**Description of the task:**
Start at the line containing "- resistor R2 6ohm body: [132, 89, 144, 122]" and stop after the line containing "- current arrow i: [135, 61, 139, 72]". Rewrite only those lines, swapping "wire" for "lead" wherever it occurs and leaving everything else unchanged.

**Information provided:**
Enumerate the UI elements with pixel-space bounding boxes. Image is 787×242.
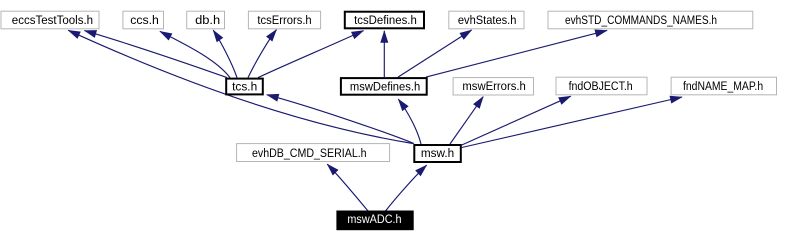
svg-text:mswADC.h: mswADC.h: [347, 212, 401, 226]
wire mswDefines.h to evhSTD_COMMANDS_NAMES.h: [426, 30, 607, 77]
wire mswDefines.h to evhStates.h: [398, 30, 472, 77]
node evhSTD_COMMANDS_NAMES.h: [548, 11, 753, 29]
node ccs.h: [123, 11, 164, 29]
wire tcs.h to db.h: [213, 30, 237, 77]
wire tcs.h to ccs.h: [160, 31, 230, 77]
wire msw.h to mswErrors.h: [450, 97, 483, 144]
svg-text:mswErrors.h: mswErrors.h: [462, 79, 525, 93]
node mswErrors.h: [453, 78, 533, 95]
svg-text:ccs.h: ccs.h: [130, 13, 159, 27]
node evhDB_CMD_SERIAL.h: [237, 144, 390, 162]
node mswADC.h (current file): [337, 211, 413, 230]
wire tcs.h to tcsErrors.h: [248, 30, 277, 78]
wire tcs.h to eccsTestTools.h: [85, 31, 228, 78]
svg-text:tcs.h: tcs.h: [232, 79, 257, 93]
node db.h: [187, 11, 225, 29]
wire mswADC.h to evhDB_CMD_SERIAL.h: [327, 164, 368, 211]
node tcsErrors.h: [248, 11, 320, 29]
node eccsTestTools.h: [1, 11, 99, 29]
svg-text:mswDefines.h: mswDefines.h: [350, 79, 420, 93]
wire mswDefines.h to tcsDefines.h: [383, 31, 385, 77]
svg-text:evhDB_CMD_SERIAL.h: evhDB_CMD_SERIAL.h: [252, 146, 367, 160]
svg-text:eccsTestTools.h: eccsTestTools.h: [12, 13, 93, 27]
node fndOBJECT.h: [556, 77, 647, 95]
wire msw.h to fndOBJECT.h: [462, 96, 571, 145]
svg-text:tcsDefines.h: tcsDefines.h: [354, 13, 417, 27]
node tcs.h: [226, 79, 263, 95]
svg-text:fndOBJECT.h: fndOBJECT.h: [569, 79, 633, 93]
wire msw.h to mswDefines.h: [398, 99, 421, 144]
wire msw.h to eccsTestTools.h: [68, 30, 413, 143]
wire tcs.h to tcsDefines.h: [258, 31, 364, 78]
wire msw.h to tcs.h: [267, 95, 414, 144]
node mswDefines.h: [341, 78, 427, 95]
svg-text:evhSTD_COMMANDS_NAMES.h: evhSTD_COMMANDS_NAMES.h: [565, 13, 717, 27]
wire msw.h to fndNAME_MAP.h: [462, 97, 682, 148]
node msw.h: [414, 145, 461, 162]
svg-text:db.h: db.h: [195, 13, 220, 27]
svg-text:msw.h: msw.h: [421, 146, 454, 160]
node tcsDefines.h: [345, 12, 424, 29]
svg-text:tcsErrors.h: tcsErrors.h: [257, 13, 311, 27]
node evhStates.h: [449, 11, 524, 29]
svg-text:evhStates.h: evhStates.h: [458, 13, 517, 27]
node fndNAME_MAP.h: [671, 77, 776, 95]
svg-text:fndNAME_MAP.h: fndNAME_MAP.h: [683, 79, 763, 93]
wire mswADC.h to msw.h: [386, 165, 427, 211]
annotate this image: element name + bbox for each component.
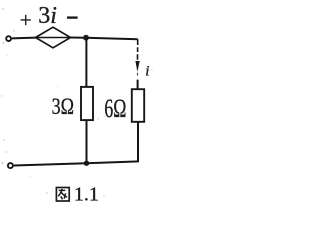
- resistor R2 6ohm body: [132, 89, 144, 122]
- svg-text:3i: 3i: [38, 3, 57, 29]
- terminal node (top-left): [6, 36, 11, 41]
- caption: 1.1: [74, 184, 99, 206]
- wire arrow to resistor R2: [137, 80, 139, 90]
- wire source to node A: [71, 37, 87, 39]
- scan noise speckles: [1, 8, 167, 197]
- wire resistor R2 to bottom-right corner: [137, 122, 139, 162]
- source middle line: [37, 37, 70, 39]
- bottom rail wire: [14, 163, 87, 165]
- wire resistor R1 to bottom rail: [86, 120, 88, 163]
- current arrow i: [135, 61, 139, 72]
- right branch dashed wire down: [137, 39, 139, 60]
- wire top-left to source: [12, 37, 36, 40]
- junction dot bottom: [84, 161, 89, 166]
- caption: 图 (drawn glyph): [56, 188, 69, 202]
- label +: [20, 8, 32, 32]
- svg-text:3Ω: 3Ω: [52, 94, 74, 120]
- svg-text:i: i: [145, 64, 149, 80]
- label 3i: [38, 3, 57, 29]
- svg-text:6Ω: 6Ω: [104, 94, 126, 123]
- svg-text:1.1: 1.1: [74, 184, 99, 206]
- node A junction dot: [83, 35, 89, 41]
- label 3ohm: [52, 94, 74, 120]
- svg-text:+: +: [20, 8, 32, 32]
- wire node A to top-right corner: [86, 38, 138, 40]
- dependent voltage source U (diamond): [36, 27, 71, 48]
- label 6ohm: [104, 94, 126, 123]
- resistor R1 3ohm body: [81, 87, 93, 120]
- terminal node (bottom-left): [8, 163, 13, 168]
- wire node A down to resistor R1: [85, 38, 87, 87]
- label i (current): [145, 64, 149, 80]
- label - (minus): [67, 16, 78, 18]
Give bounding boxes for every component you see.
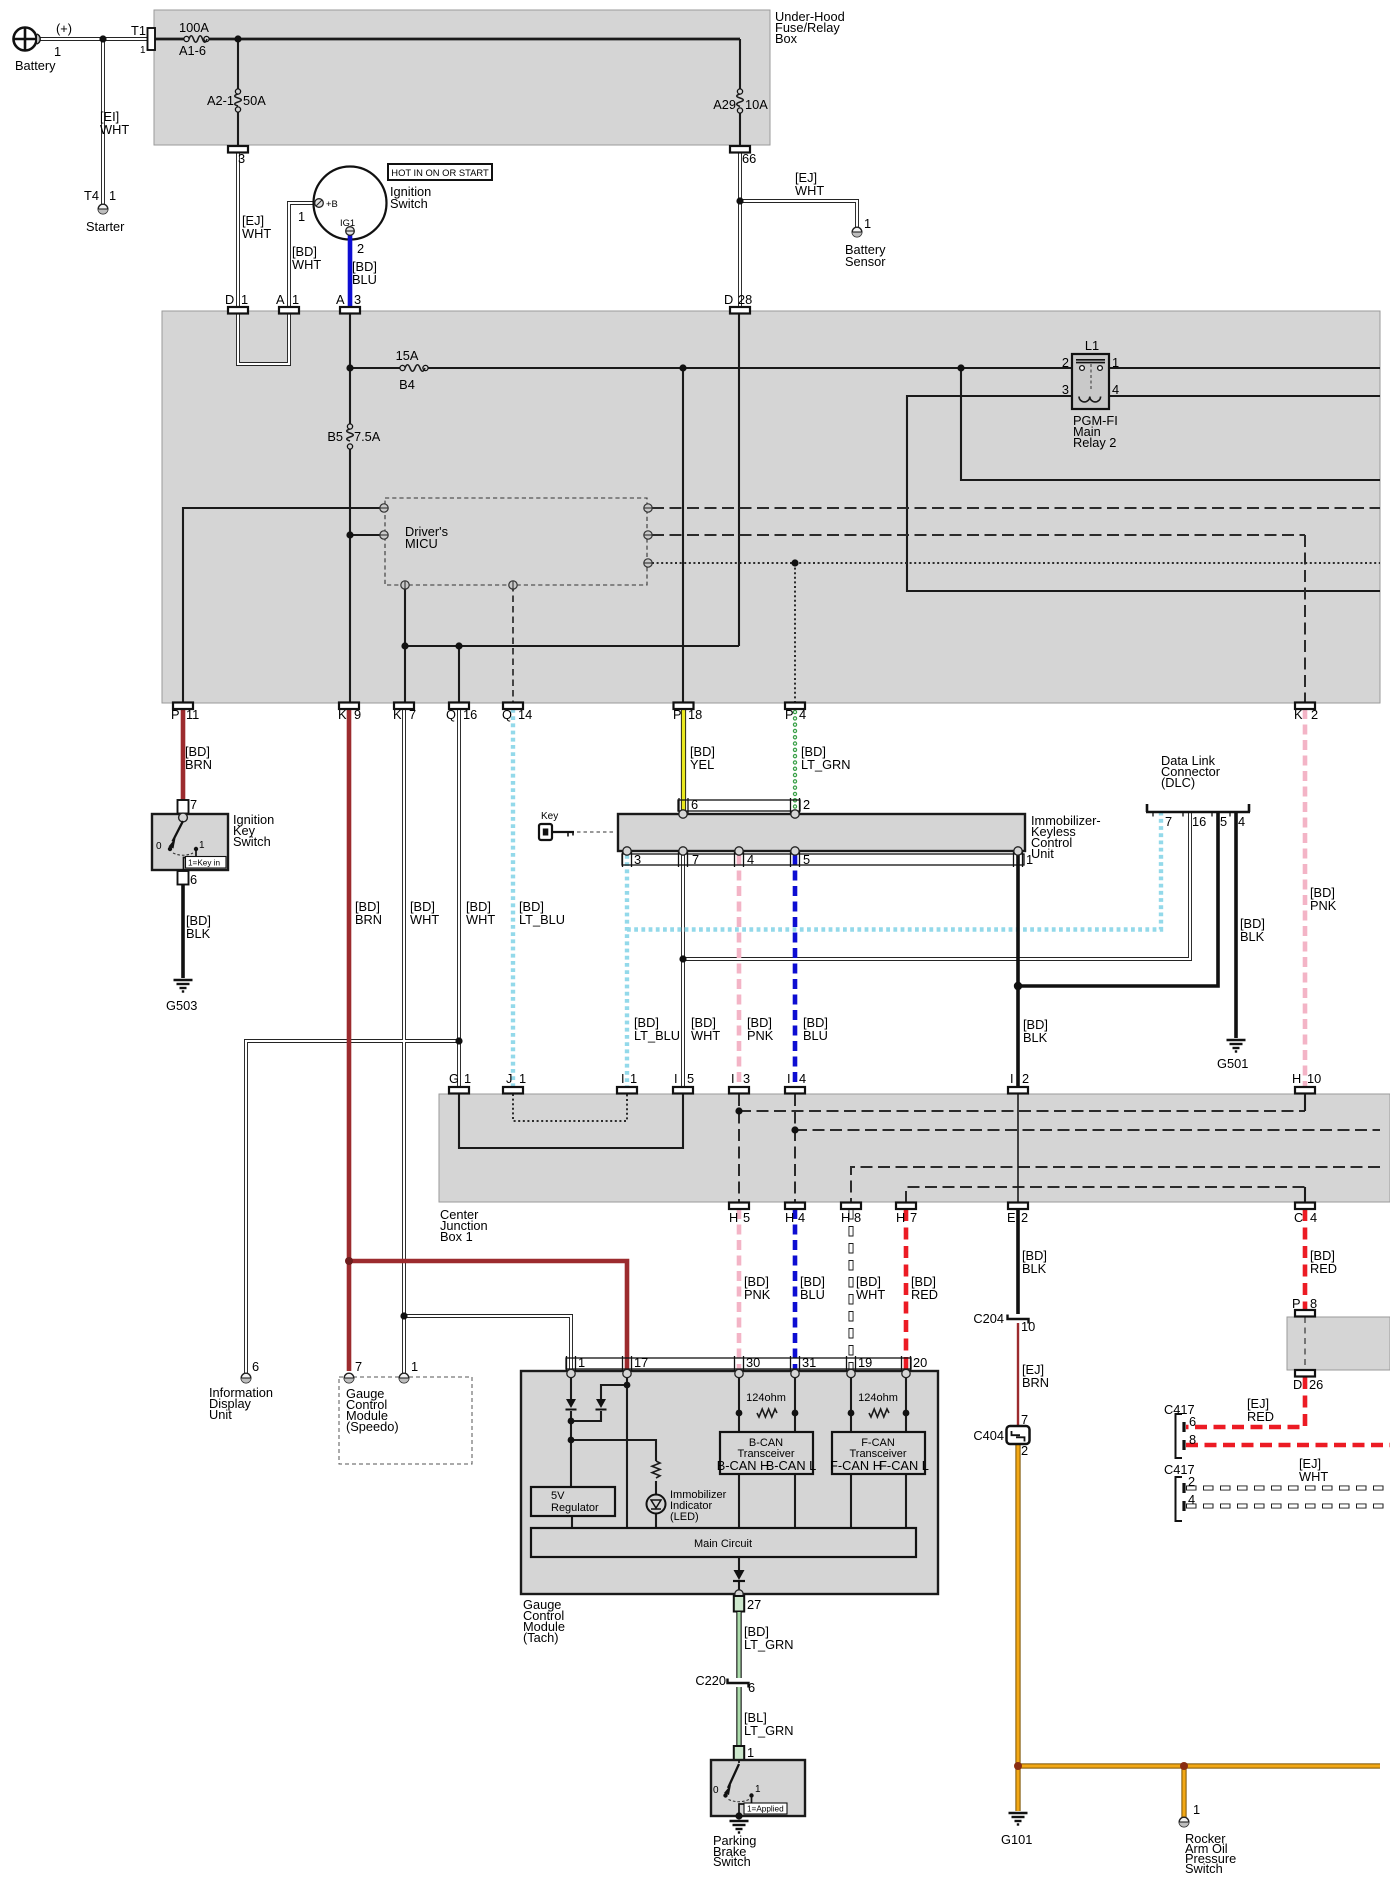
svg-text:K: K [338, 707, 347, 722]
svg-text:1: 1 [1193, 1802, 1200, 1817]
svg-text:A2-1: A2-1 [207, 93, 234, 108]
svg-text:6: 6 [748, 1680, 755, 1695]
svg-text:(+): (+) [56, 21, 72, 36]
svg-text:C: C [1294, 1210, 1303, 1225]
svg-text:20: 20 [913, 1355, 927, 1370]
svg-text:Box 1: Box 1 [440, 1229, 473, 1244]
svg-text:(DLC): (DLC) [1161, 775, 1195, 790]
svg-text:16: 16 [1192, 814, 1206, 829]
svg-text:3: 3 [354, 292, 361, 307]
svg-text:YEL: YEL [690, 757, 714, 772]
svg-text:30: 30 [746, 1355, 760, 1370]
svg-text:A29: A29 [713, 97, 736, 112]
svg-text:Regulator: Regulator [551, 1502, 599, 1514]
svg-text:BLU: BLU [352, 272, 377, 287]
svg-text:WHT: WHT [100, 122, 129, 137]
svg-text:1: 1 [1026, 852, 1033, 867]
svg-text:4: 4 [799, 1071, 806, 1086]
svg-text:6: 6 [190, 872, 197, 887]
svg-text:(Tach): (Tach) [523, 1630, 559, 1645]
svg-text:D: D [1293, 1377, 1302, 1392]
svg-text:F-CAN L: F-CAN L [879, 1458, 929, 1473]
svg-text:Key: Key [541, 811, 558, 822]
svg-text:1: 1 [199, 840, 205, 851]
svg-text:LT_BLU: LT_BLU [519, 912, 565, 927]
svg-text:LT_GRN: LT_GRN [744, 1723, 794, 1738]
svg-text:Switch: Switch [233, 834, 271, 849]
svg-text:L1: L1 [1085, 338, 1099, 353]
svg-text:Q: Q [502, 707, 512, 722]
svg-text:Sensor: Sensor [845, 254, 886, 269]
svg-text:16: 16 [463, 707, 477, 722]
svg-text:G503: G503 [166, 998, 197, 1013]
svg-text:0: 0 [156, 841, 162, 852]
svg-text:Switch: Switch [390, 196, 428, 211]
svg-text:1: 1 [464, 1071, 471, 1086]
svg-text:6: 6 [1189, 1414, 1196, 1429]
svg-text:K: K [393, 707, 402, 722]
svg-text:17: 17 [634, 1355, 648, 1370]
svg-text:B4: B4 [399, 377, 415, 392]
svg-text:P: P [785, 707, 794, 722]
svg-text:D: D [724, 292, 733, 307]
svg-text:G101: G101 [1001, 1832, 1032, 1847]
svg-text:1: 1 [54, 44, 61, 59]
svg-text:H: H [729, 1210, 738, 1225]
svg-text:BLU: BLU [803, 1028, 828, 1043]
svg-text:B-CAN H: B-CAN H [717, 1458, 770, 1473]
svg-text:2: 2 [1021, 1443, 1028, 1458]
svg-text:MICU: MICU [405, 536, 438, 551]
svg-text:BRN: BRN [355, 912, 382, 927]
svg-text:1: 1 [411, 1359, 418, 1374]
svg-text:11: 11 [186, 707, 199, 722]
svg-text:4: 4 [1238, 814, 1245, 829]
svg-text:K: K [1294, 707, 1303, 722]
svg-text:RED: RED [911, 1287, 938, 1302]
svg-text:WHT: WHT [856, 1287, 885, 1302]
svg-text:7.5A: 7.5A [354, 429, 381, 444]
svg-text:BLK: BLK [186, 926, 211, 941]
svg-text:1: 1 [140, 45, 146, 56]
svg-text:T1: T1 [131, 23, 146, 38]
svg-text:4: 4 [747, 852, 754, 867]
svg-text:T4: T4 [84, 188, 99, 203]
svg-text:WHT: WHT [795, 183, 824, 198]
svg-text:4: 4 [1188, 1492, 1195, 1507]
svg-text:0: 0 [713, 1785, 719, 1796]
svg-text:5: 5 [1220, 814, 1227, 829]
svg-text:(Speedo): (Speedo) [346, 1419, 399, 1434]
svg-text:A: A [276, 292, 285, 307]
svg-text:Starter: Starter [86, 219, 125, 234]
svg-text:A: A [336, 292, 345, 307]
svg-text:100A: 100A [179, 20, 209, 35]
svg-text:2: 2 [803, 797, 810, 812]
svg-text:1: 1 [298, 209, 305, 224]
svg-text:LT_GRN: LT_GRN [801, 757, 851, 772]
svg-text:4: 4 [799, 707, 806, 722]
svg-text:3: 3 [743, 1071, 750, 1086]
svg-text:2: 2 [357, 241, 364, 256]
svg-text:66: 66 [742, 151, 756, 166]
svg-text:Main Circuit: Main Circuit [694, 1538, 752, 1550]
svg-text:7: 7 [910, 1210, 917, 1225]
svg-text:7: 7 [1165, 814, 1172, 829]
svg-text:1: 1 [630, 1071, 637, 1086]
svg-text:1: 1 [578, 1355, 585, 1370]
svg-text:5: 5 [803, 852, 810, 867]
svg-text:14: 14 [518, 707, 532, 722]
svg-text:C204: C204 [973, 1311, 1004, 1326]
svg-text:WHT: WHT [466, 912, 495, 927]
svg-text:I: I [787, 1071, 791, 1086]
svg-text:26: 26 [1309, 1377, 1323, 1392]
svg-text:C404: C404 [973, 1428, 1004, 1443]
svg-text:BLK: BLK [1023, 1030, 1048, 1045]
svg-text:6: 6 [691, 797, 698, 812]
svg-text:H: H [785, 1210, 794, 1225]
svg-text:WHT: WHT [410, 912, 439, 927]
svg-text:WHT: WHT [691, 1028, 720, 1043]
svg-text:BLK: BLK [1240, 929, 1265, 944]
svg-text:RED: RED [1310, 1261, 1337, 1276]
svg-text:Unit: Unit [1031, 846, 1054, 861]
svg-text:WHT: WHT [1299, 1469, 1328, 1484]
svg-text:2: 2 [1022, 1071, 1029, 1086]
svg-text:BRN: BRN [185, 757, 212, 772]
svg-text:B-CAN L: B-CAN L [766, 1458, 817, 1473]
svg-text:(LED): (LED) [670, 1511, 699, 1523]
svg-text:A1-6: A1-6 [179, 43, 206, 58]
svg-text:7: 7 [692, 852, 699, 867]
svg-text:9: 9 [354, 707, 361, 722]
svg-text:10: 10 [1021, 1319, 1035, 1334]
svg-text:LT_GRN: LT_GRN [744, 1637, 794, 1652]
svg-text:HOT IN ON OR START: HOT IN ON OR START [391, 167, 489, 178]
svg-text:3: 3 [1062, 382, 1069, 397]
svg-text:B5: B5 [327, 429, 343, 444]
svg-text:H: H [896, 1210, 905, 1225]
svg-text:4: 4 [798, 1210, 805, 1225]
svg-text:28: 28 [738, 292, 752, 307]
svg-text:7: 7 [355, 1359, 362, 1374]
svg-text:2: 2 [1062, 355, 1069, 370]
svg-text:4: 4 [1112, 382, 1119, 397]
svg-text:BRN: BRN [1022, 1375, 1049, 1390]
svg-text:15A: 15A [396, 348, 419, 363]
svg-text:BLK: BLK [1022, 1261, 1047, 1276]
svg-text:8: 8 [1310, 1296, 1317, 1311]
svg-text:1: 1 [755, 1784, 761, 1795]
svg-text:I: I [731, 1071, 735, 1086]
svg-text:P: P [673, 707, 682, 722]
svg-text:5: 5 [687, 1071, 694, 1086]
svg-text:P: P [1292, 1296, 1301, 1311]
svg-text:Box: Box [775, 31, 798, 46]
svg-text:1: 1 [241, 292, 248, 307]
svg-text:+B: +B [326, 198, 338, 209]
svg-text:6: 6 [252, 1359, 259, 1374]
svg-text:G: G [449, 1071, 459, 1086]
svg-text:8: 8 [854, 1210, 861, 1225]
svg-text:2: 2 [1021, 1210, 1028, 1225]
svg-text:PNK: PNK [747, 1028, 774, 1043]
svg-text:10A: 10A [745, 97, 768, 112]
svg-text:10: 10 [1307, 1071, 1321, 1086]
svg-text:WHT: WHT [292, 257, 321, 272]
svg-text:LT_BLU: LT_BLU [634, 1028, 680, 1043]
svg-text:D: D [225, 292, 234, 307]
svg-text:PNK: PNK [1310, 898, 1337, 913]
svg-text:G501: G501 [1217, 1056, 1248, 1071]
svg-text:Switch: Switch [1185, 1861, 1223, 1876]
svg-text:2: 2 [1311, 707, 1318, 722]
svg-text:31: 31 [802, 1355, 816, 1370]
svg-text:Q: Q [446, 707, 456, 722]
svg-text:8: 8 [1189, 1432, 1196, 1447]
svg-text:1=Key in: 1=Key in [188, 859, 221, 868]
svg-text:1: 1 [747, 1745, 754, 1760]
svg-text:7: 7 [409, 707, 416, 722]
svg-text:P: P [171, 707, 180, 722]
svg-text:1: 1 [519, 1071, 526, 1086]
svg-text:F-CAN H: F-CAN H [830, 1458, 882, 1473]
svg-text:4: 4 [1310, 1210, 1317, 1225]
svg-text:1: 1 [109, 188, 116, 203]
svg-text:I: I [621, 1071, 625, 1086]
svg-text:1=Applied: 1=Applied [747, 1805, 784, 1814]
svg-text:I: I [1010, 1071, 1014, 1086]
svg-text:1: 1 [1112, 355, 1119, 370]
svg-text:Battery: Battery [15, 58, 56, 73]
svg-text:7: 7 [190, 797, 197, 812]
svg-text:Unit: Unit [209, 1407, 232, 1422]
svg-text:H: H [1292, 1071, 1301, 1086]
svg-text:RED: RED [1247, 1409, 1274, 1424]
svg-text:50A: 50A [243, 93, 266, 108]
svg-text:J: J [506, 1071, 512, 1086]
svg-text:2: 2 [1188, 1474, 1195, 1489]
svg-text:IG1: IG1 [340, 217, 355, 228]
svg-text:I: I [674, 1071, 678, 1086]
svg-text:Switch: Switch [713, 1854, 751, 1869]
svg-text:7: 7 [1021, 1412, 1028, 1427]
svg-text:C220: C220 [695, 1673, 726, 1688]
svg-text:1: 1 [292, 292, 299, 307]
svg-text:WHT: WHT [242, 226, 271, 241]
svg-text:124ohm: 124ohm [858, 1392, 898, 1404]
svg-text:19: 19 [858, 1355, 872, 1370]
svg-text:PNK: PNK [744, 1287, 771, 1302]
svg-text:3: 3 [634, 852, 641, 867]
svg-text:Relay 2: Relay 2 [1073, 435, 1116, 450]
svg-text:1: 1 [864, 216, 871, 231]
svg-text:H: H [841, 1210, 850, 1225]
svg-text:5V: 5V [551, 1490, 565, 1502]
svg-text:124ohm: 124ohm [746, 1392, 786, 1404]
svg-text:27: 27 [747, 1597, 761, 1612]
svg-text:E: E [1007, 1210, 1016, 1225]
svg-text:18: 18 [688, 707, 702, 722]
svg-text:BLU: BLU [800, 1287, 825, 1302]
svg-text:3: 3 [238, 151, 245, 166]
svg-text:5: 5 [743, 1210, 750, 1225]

**Solution below:**
- resistor R2 6ohm body: [132, 89, 144, 122]
- svg-text:3i: 3i: [38, 3, 57, 29]
- terminal node (top-left): [6, 36, 11, 41]
- caption: 1.1: [74, 184, 99, 206]
- lead arrow to resistor R2: [137, 80, 139, 90]
- lead source to node A: [71, 37, 87, 39]
- scan noise speckles: [1, 8, 167, 197]
- lead resistor R2 to bottom-right corner: [137, 122, 139, 162]
- source middle line: [37, 37, 70, 39]
- bottom rail lead: [14, 163, 87, 165]
- lead resistor R1 to bottom rail: [86, 120, 88, 163]
- current arrow i: [135, 61, 139, 72]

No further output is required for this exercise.